*Exercise directions:*
Write the data out again exactly, with no pictures.

— BEGIN —

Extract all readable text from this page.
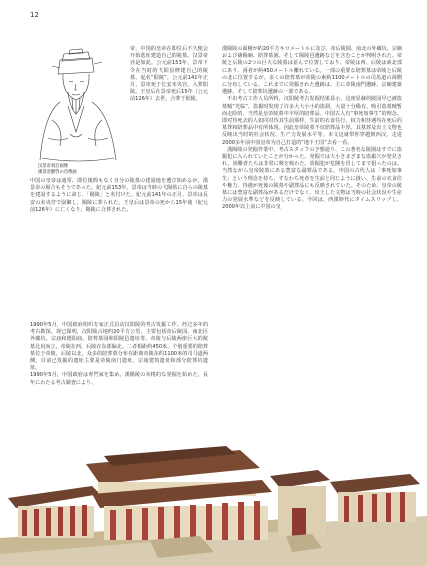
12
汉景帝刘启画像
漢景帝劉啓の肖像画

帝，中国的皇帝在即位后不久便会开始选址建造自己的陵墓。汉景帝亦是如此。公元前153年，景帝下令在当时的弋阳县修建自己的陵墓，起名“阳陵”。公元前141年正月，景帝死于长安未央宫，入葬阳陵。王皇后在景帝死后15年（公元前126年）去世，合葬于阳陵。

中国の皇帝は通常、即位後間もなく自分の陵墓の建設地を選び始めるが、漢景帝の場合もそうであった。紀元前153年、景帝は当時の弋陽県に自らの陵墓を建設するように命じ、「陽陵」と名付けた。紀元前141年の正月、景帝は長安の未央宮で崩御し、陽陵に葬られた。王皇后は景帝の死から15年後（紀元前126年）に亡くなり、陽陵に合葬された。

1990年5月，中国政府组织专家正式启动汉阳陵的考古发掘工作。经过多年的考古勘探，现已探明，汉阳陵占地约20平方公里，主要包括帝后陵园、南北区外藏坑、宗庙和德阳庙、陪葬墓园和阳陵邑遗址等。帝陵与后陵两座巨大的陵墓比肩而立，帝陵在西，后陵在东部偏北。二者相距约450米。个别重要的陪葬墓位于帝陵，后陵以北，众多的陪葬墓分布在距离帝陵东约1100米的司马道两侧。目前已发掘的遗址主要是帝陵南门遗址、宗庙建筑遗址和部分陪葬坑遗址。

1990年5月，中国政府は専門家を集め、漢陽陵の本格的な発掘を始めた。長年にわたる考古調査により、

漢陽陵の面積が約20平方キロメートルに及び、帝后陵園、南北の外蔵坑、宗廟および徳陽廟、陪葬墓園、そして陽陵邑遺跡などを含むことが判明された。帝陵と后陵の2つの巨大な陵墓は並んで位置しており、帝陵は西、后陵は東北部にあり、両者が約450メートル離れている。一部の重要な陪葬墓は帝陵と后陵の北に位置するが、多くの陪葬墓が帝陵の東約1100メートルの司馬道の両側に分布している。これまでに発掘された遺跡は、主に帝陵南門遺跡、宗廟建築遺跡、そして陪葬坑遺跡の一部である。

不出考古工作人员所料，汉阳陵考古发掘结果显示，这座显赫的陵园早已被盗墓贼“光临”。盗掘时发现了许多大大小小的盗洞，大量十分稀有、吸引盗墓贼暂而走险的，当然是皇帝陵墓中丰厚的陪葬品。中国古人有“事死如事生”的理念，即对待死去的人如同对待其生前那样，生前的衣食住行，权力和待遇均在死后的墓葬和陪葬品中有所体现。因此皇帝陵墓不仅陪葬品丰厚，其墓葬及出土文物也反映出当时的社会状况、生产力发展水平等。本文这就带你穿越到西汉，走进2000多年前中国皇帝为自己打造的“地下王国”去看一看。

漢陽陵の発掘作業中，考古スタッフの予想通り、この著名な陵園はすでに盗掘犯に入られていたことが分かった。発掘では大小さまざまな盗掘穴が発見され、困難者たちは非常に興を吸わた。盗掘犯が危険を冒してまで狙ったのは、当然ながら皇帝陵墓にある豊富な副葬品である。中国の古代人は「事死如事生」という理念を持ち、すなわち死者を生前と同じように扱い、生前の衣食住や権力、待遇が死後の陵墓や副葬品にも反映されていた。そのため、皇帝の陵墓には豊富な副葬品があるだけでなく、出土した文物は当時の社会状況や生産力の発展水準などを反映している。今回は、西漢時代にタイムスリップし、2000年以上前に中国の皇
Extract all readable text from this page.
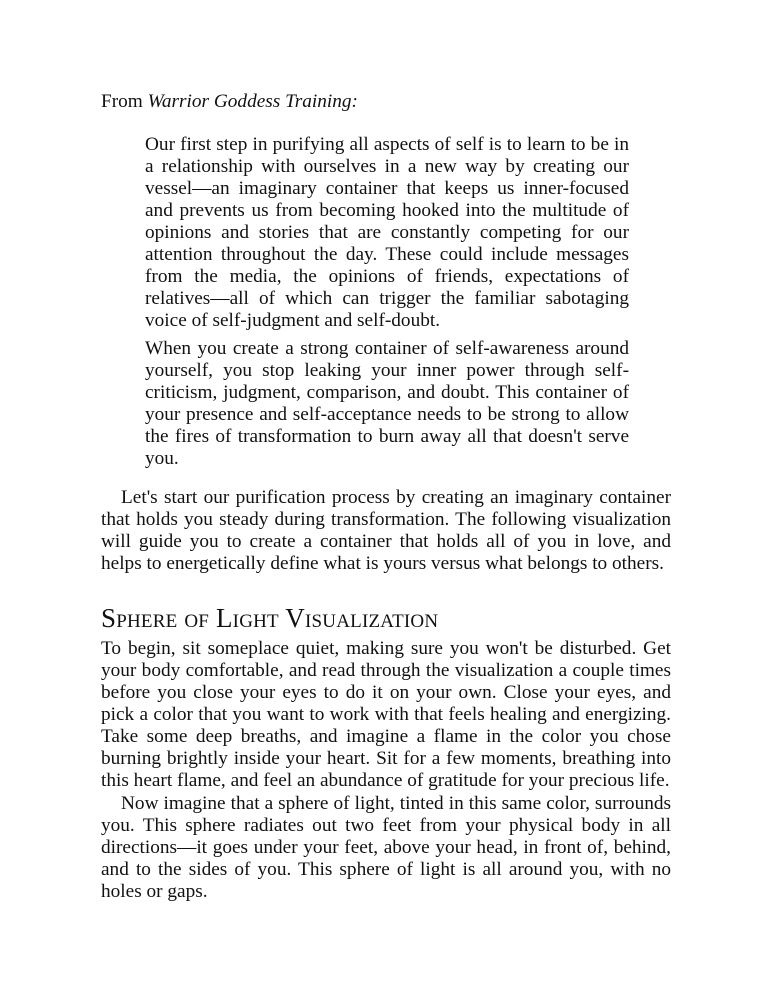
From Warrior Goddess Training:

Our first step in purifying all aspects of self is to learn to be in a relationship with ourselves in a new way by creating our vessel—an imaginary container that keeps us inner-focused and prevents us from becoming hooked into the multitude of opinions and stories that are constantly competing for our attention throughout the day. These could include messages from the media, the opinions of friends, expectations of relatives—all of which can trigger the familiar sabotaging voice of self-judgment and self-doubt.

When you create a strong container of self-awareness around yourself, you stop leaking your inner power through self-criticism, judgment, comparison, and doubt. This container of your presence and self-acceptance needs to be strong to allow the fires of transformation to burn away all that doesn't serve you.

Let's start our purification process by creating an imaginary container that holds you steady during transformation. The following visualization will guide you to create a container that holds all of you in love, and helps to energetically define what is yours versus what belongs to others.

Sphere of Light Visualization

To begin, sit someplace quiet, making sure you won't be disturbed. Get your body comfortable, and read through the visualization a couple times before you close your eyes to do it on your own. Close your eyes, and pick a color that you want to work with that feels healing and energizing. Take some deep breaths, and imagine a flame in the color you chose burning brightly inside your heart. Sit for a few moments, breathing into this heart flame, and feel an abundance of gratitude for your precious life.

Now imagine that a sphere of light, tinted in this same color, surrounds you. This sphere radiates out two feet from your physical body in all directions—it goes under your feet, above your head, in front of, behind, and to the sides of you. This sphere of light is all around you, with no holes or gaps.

— END —

*Solution for this task:*
Extract all readable text from this page.
12
汉景帝刘启画像
漢景帝劉啓の肖像画

帝，中国的皇帝在即位后不久便会开始选址建造自己的陵墓。汉景帝亦是如此。公元前153年，景帝下令在当时的弋阳县修建自己的陵墓，起名“阳陵”。公元前141年正月，景帝死于长安未央宫，入葬阳陵。王皇后在景帝死后15年（公元前126年）去世，合葬于阳陵。

中国の皇帝は通常、即位後間もなく自分の陵墓の建設地を選び始めるが、漢景帝の場合もそうであった。紀元前153年、景帝は当時の弋陽県に自らの陵墓を建設するように命じ、「陽陵」と名付けた。紀元前141年の正月、景帝は長安の未央宮で崩御し、陽陵に葬られた。王皇后は景帝の死から15年後（紀元前126年）に亡くなり、陽陵に合葬された。

1990年5月，中国政府组织专家正式启动汉阳陵的考古发掘工作。经过多年的考古勘探，现已探明，汉阳陵占地约20平方公里，主要包括帝后陵园、南北区外藏坑、宗庙和德阳庙、陪葬墓园和阳陵邑遗址等。帝陵与后陵两座巨大的陵墓比肩而立，帝陵在西，后陵在东部偏北。二者相距约450米。个别重要的陪葬墓位于帝陵，后陵以北，众多的陪葬墓分布在距离帝陵东约1100米的司马道两侧。目前已发掘的遗址主要是帝陵南门遗址、宗庙建筑遗址和部分陪葬坑遗址。

1990年5月，中国政府は専門家を集め、漢陽陵の本格的な発掘を始めた。長年にわたる考古調査により、

漢陽陵の面積が約20平方キロメートルに及び、帝后陵園、南北の外蔵坑、宗廟および徳陽廟、陪葬墓園、そして陽陵邑遺跡などを含むことが判明された。帝陵と后陵の2つの巨大な陵墓は並んで位置しており、帝陵は西、后陵は東北部にあり、両者が約450メートル離れている。一部の重要な陪葬墓は帝陵と后陵の北に位置するが、多くの陪葬墓が帝陵の東約1100メートルの司馬道の両側に分布している。これまでに発掘された遺跡は、主に帝陵南門遺跡、宗廟建築遺跡、そして陪葬坑遺跡の一部である。

不出考古工作人员所料，汉阳陵考古发掘结果显示，这座显赫的陵园早已被盗墓贼“光临”。盗掘时发现了许多大大小小的盗洞，大量十分稀有、吸引盗墓贼暂而走险的，当然是皇帝陵墓中丰厚的陪葬品。中国古人有“事死如事生”的理念，即对待死去的人如同对待其生前那样，生前的衣食住行，权力和待遇均在死后的墓葬和陪葬品中有所体现。因此皇帝陵墓不仅陪葬品丰厚，其墓葬及出土文物也反映出当时的社会状况、生产力发展水平等。本文这就带你穿越到西汉，走进2000多年前中国皇帝为自己打造的“地下王国”去看一看。

漢陽陵の発掘作業中，考古スタッフの予想通り、この著名な陵園はすでに盗掘犯に入られていたことが分かった。発掘では大小さまざまな盗掘穴が発見され、困難者たちは非常に興を吸わた。盗掘犯が危険を冒してまで狙ったのは、当然ながら皇帝陵墓にある豊富な副葬品である。中国の古代人は「事死如事生」という理念を持ち、すなわち死者を生前と同じように扱い、生前の衣食住や権力、待遇が死後の陵墓や副葬品にも反映されていた。そのため、皇帝の陵墓には豊富な副葬品があるだけでなく、出土した文物は当時の社会状況や生産力の発展水準などを反映している。今回は、西漢時代にタイムスリップし、2000年以上前に中国の皇
Extract all readable text from this page.
From Warrior Goddess Training:

Our first step in purifying all aspects of self is to learn to be in a relationship with ourselves in a new way by creating our vessel—an imaginary container that keeps us inner-focused and prevents us from becoming hooked into the multitude of opinions and stories that are constantly competing for our attention throughout the day. These could include messages from the media, the opinions of friends, expectations of relatives—all of which can trigger the familiar sabotaging voice of self-judgment and self-doubt.

When you create a strong container of self-awareness around yourself, you stop leaking your inner power through self-criticism, judgment, comparison, and doubt. This container of your presence and self-acceptance needs to be strong to allow the fires of transformation to burn away all that doesn't serve you.

Let's start our purification process by creating an imaginary container that holds you steady during transformation. The following visualization will guide you to create a container that holds all of you in love, and helps to energetically define what is yours versus what belongs to others.

Sphere of Light Visualization

To begin, sit someplace quiet, making sure you won't be disturbed. Get your body comfortable, and read through the visualization a couple times before you close your eyes to do it on your own. Close your eyes, and pick a color that you want to work with that feels healing and energizing. Take some deep breaths, and imagine a flame in the color you chose burning brightly inside your heart. Sit for a few moments, breathing into this heart flame, and feel an abundance of gratitude for your precious life.

Now imagine that a sphere of light, tinted in this same color, surrounds you. This sphere radiates out two feet from your physical body in all directions—it goes under your feet, above your head, in front of, behind, and to the sides of you. This sphere of light is all around you, with no holes or gaps.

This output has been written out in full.